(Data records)
═══
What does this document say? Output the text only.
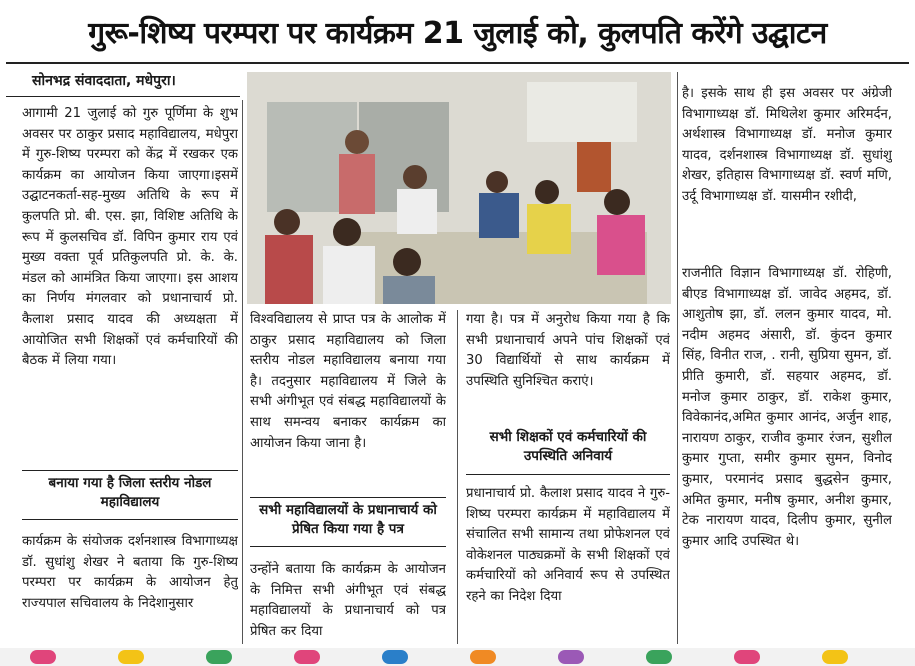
गुरू-शिष्य परम्परा पर कार्यक्रम 21 जुलाई को, कुलपति करेंगे उद्घाटन
सोनभद्र संवाददाता, मधेपुरा।
आगामी 21 जुलाई को गुरु पूर्णिमा के शुभ अवसर पर ठाकुर प्रसाद महाविद्यालय, मधेपुरा में गुरु-शिष्य परम्परा को केंद्र में रखकर एक कार्यक्रम का आयोजन किया जाएगा।इसमें उद्घाटनकर्ता-सह-मुख्य अतिथि के रूप में कुलपति प्रो. बी. एस. झा, विशिष्ट अतिथि के रूप में कुलसचिव डॉ. विपिन कुमार राय एवं मुख्य वक्ता पूर्व प्रतिकुलपति प्रो. के. के. मंडल को आमंत्रित किया जाएगा। इस आशय का निर्णय मंगलवार को प्रधानाचार्य प्रो. कैलाश प्रसाद यादव की अध्यक्षता में आयोजित सभी शिक्षकों एवं कर्मचारियों की बैठक में लिया गया।
बनाया गया है जिला स्तरीय नोडल महाविद्यालय
कार्यक्रम के संयोजक दर्शनशास्त्र विभागाध्यक्ष डॉ. सुधांशु शेखर ने बताया कि गुरु-शिष्य परम्परा पर कार्यक्रम के आयोजन हेतु राज्यपाल सचिवालय के निदेशानुसार
विश्वविद्यालय से प्राप्त पत्र के आलोक में ठाकुर प्रसाद महाविद्यालय को जिला स्तरीय नोडल महाविद्यालय बनाया गया है। तदनुसार महाविद्यालय में जिले के सभी अंगीभूत एवं संबद्ध महाविद्यालयों के साथ समन्वय बनाकर कार्यक्रम का आयोजन किया जाना है।
सभी महाविद्यालयों के प्रधानाचार्य को प्रेषित किया गया है पत्र
उन्होंने बताया कि कार्यक्रम के आयोजन के निमित्त सभी अंगीभूत एवं संबद्ध महाविद्यालयों के प्रधानाचार्य को पत्र प्रेषित कर दिया
गया है। पत्र में अनुरोध किया गया है कि सभी प्रधानाचार्य अपने पांच शिक्षकों एवं 30 विद्यार्थियों से साथ कार्यक्रम में उपस्थिति सुनिश्चित कराएं।
सभी शिक्षकों एवं कर्मचारियों की उपस्थिति अनिवार्य
प्रधानाचार्य प्रो. कैलाश प्रसाद यादव ने गुरु-शिष्य परम्परा कार्यक्रम में महाविद्यालय में संचालित सभी सामान्य तथा प्रोफेशनल एवं वोकेशनल पाठ्यक्रमों के सभी शिक्षकों एवं कर्मचारियों को अनिवार्य रूप से उपस्थित रहने का निदेश दिया
है। इसके साथ ही इस अवसर पर अंग्रेजी विभागाध्यक्ष डॉ. मिथिलेश कुमार अरिमर्दन, अर्थशास्त्र विभागाध्यक्ष डॉ. मनोज कुमार यादव, दर्शनशास्त्र विभागाध्यक्ष डॉ. सुधांशु शेखर, इतिहास विभागाध्यक्ष डॉ. स्वर्ण मणि, उर्दू विभागाध्यक्ष डॉ. यासमीन रशीदी,
राजनीति विज्ञान विभागाध्यक्ष डॉ. रोहिणी, बीएड विभागाध्यक्ष डॉ. जावेद अहमद, डॉ. आशुतोष झा, डॉ. ललन कुमार यादव, मो. नदीम अहमद अंसारी, डॉ. कुंदन कुमार सिंह, विनीत राज, . रानी, सुप्रिया सुमन, डॉ. प्रीति कुमारी, डॉ. सहयार अहमद, डॉ. मनोज कुमार ठाकुर, डॉ. राकेश कुमार, विवेकानंद,अमित कुमार आनंद, अर्जुन शाह, नारायण ठाकुर, राजीव कुमार रंजन, सुशील कुमार गुप्ता, समीर कुमार सुमन, विनोद कुमार, परमानंद प्रसाद बुद्धसेन कुमार, अमित कुमार, मनीष कुमार, अनीश कुमार, टेक नारायण यादव, दिलीप कुमार, सुनील कुमार आदि उपस्थित थे।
═══
## Stated goal
Print the entries above exactly, taking out only the pictures.

## Written solution
What does this document say? Output the text only.
गुरू-शिष्य परम्परा पर कार्यक्रम 21 जुलाई को, कुलपति करेंगे उद्घाटन
सोनभद्र संवाददाता, मधेपुरा।
आगामी 21 जुलाई को गुरु पूर्णिमा के शुभ अवसर पर ठाकुर प्रसाद महाविद्यालय, मधेपुरा में गुरु-शिष्य परम्परा को केंद्र में रखकर एक कार्यक्रम का आयोजन किया जाएगा।इसमें उद्घाटनकर्ता-सह-मुख्य अतिथि के रूप में कुलपति प्रो. बी. एस. झा, विशिष्ट अतिथि के रूप में कुलसचिव डॉ. विपिन कुमार राय एवं मुख्य वक्ता पूर्व प्रतिकुलपति प्रो. के. के. मंडल को आमंत्रित किया जाएगा। इस आशय का निर्णय मंगलवार को प्रधानाचार्य प्रो. कैलाश प्रसाद यादव की अध्यक्षता में आयोजित सभी शिक्षकों एवं कर्मचारियों की बैठक में लिया गया।
बनाया गया है जिला स्तरीय नोडल महाविद्यालय
कार्यक्रम के संयोजक दर्शनशास्त्र विभागाध्यक्ष डॉ. सुधांशु शेखर ने बताया कि गुरु-शिष्य परम्परा पर कार्यक्रम के आयोजन हेतु राज्यपाल सचिवालय के निदेशानुसार
विश्वविद्यालय से प्राप्त पत्र के आलोक में ठाकुर प्रसाद महाविद्यालय को जिला स्तरीय नोडल महाविद्यालय बनाया गया है। तदनुसार महाविद्यालय में जिले के सभी अंगीभूत एवं संबद्ध महाविद्यालयों के साथ समन्वय बनाकर कार्यक्रम का आयोजन किया जाना है।
सभी महाविद्यालयों के प्रधानाचार्य को प्रेषित किया गया है पत्र
उन्होंने बताया कि कार्यक्रम के आयोजन के निमित्त सभी अंगीभूत एवं संबद्ध महाविद्यालयों के प्रधानाचार्य को पत्र प्रेषित कर दिया
गया है। पत्र में अनुरोध किया गया है कि सभी प्रधानाचार्य अपने पांच शिक्षकों एवं 30 विद्यार्थियों से साथ कार्यक्रम में उपस्थिति सुनिश्चित कराएं।
सभी शिक्षकों एवं कर्मचारियों की उपस्थिति अनिवार्य
प्रधानाचार्य प्रो. कैलाश प्रसाद यादव ने गुरु-शिष्य परम्परा कार्यक्रम में महाविद्यालय में संचालित सभी सामान्य तथा प्रोफेशनल एवं वोकेशनल पाठ्यक्रमों के सभी शिक्षकों एवं कर्मचारियों को अनिवार्य रूप से उपस्थित रहने का निदेश दिया
है। इसके साथ ही इस अवसर पर अंग्रेजी विभागाध्यक्ष डॉ. मिथिलेश कुमार अरिमर्दन, अर्थशास्त्र विभागाध्यक्ष डॉ. मनोज कुमार यादव, दर्शनशास्त्र विभागाध्यक्ष डॉ. सुधांशु शेखर, इतिहास विभागाध्यक्ष डॉ. स्वर्ण मणि, उर्दू विभागाध्यक्ष डॉ. यासमीन रशीदी,
राजनीति विज्ञान विभागाध्यक्ष डॉ. रोहिणी, बीएड विभागाध्यक्ष डॉ. जावेद अहमद, डॉ. आशुतोष झा, डॉ. ललन कुमार यादव, मो. नदीम अहमद अंसारी, डॉ. कुंदन कुमार सिंह, विनीत राज, . रानी, सुप्रिया सुमन, डॉ. प्रीति कुमारी, डॉ. सहयार अहमद, डॉ. मनोज कुमार ठाकुर, डॉ. राकेश कुमार, विवेकानंद,अमित कुमार आनंद, अर्जुन शाह, नारायण ठाकुर, राजीव कुमार रंजन, सुशील कुमार गुप्ता, समीर कुमार सुमन, विनोद कुमार, परमानंद प्रसाद बुद्धसेन कुमार, अमित कुमार, मनीष कुमार, अनीश कुमार, टेक नारायण यादव, दिलीप कुमार, सुनील कुमार आदि उपस्थित थे।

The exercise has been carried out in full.